[Data items]
BEGIN

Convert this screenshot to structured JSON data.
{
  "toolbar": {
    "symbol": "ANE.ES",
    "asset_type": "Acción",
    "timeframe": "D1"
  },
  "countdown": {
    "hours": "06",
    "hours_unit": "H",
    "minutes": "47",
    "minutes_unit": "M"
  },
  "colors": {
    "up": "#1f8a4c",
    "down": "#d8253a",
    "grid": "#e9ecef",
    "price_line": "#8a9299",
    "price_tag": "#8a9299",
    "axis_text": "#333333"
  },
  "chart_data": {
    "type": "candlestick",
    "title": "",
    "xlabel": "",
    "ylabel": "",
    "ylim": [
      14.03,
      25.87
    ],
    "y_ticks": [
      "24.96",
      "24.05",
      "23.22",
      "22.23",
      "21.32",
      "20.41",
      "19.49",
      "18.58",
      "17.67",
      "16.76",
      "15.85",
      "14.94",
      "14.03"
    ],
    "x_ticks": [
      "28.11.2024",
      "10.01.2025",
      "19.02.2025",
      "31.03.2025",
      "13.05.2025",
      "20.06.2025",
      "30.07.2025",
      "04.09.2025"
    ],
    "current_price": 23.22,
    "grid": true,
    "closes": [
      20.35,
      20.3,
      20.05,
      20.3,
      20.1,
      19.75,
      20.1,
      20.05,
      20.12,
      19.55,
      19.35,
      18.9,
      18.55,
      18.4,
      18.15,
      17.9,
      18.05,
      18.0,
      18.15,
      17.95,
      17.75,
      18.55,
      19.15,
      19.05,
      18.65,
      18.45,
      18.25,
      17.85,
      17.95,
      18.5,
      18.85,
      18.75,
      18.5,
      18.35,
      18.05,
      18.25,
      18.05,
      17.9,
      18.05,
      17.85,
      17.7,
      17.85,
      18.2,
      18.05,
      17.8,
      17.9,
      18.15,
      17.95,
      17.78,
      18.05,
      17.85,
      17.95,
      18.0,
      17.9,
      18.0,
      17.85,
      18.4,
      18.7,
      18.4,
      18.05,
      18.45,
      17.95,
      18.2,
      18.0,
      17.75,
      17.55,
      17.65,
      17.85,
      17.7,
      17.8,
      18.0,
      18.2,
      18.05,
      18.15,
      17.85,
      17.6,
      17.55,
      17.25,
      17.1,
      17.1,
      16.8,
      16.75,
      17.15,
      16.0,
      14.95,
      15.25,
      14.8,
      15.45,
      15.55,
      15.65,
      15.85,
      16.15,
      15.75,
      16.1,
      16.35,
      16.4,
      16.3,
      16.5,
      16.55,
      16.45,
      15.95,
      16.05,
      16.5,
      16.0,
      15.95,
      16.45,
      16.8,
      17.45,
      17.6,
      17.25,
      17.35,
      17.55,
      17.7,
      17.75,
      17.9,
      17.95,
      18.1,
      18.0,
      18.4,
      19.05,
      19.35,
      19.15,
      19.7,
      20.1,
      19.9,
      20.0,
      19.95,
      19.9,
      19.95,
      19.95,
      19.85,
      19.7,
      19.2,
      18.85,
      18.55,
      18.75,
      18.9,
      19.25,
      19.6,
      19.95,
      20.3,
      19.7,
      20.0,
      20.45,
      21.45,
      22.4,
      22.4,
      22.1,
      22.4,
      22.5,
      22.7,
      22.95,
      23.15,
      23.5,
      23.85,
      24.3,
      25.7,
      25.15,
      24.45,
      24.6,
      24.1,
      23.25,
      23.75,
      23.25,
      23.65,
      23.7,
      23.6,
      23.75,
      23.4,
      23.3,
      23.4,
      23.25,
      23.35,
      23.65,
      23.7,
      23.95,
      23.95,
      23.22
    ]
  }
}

END

DO THIS:
Copy the material above, line for line.

RESPONSE TO THIS EXERCISE:
Convert this screenshot to structured JSON data.
{
  "toolbar": {
    "symbol": "ANE.ES",
    "asset_type": "Acción",
    "timeframe": "D1"
  },
  "countdown": {
    "hours": "06",
    "hours_unit": "H",
    "minutes": "47",
    "minutes_unit": "M"
  },
  "colors": {
    "up": "#1f8a4c",
    "down": "#d8253a",
    "grid": "#e9ecef",
    "price_line": "#8a9299",
    "price_tag": "#8a9299",
    "axis_text": "#333333"
  },
  "chart_data": {
    "type": "candlestick",
    "title": "",
    "xlabel": "",
    "ylabel": "",
    "ylim": [
      14.03,
      25.87
    ],
    "y_ticks": [
      "24.96",
      "24.05",
      "23.22",
      "22.23",
      "21.32",
      "20.41",
      "19.49",
      "18.58",
      "17.67",
      "16.76",
      "15.85",
      "14.94",
      "14.03"
    ],
    "x_ticks": [
      "28.11.2024",
      "10.01.2025",
      "19.02.2025",
      "31.03.2025",
      "13.05.2025",
      "20.06.2025",
      "30.07.2025",
      "04.09.2025"
    ],
    "current_price": 23.22,
    "grid": true,
    "closes": [
      20.35,
      20.3,
      20.05,
      20.3,
      20.1,
      19.75,
      20.1,
      20.05,
      20.12,
      19.55,
      19.35,
      18.9,
      18.55,
      18.4,
      18.15,
      17.9,
      18.05,
      18.0,
      18.15,
      17.95,
      17.75,
      18.55,
      19.15,
      19.05,
      18.65,
      18.45,
      18.25,
      17.85,
      17.95,
      18.5,
      18.85,
      18.75,
      18.5,
      18.35,
      18.05,
      18.25,
      18.05,
      17.9,
      18.05,
      17.85,
      17.7,
      17.85,
      18.2,
      18.05,
      17.8,
      17.9,
      18.15,
      17.95,
      17.78,
      18.05,
      17.85,
      17.95,
      18.0,
      17.9,
      18.0,
      17.85,
      18.4,
      18.7,
      18.4,
      18.05,
      18.45,
      17.95,
      18.2,
      18.0,
      17.75,
      17.55,
      17.65,
      17.85,
      17.7,
      17.8,
      18.0,
      18.2,
      18.05,
      18.15,
      17.85,
      17.6,
      17.55,
      17.25,
      17.1,
      17.1,
      16.8,
      16.75,
      17.15,
      16.0,
      14.95,
      15.25,
      14.8,
      15.45,
      15.55,
      15.65,
      15.85,
      16.15,
      15.75,
      16.1,
      16.35,
      16.4,
      16.3,
      16.5,
      16.55,
      16.45,
      15.95,
      16.05,
      16.5,
      16.0,
      15.95,
      16.45,
      16.8,
      17.45,
      17.6,
      17.25,
      17.35,
      17.55,
      17.7,
      17.75,
      17.9,
      17.95,
      18.1,
      18.0,
      18.4,
      19.05,
      19.35,
      19.15,
      19.7,
      20.1,
      19.9,
      20.0,
      19.95,
      19.9,
      19.95,
      19.95,
      19.85,
      19.7,
      19.2,
      18.85,
      18.55,
      18.75,
      18.9,
      19.25,
      19.6,
      19.95,
      20.3,
      19.7,
      20.0,
      20.45,
      21.45,
      22.4,
      22.4,
      22.1,
      22.4,
      22.5,
      22.7,
      22.95,
      23.15,
      23.5,
      23.85,
      24.3,
      25.7,
      25.15,
      24.45,
      24.6,
      24.1,
      23.25,
      23.75,
      23.25,
      23.65,
      23.7,
      23.6,
      23.75,
      23.4,
      23.3,
      23.4,
      23.25,
      23.35,
      23.65,
      23.7,
      23.95,
      23.95,
      23.22
    ]
  }
}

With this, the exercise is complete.